Data entries
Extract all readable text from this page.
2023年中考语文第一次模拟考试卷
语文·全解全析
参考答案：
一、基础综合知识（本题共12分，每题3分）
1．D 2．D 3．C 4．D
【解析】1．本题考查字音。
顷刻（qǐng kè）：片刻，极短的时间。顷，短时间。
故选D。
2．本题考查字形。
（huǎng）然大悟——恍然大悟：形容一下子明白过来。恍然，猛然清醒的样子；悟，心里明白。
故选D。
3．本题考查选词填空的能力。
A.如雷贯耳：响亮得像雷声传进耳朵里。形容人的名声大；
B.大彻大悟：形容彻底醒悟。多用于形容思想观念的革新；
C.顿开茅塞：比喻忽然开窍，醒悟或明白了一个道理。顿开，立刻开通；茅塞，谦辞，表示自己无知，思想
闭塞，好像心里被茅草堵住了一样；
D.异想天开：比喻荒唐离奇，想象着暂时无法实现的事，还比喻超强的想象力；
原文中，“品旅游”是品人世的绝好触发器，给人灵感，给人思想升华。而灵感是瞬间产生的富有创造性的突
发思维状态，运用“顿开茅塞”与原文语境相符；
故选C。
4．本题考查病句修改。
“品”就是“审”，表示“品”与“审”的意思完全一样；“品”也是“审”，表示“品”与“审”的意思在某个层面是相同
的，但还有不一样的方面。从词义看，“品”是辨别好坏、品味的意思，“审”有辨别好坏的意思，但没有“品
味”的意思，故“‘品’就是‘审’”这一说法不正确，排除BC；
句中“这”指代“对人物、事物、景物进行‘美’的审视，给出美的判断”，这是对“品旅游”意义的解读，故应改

## WHAT TO PRODUCE
Repeat each of the entries above precisely as given.

## WORKED ANSWER
Extract all readable text from this page.
2023年中考语文第一次模拟考试卷
语文·全解全析
参考答案：
一、基础综合知识（本题共12分，每题3分）
1．D 2．D 3．C 4．D
【解析】1．本题考查字音。
顷刻（qǐng kè）：片刻，极短的时间。顷，短时间。
故选D。
2．本题考查字形。
（huǎng）然大悟——恍然大悟：形容一下子明白过来。恍然，猛然清醒的样子；悟，心里明白。
故选D。
3．本题考查选词填空的能力。
A.如雷贯耳：响亮得像雷声传进耳朵里。形容人的名声大；
B.大彻大悟：形容彻底醒悟。多用于形容思想观念的革新；
C.顿开茅塞：比喻忽然开窍，醒悟或明白了一个道理。顿开，立刻开通；茅塞，谦辞，表示自己无知，思想
闭塞，好像心里被茅草堵住了一样；
D.异想天开：比喻荒唐离奇，想象着暂时无法实现的事，还比喻超强的想象力；
原文中，“品旅游”是品人世的绝好触发器，给人灵感，给人思想升华。而灵感是瞬间产生的富有创造性的突
发思维状态，运用“顿开茅塞”与原文语境相符；
故选C。
4．本题考查病句修改。
“品”就是“审”，表示“品”与“审”的意思完全一样；“品”也是“审”，表示“品”与“审”的意思在某个层面是相同
的，但还有不一样的方面。从词义看，“品”是辨别好坏、品味的意思，“审”有辨别好坏的意思，但没有“品
味”的意思，故“‘品’就是‘审’”这一说法不正确，排除BC；
句中“这”指代“对人物、事物、景物进行‘美’的审视，给出美的判断”，这是对“品旅游”意义的解读，故应改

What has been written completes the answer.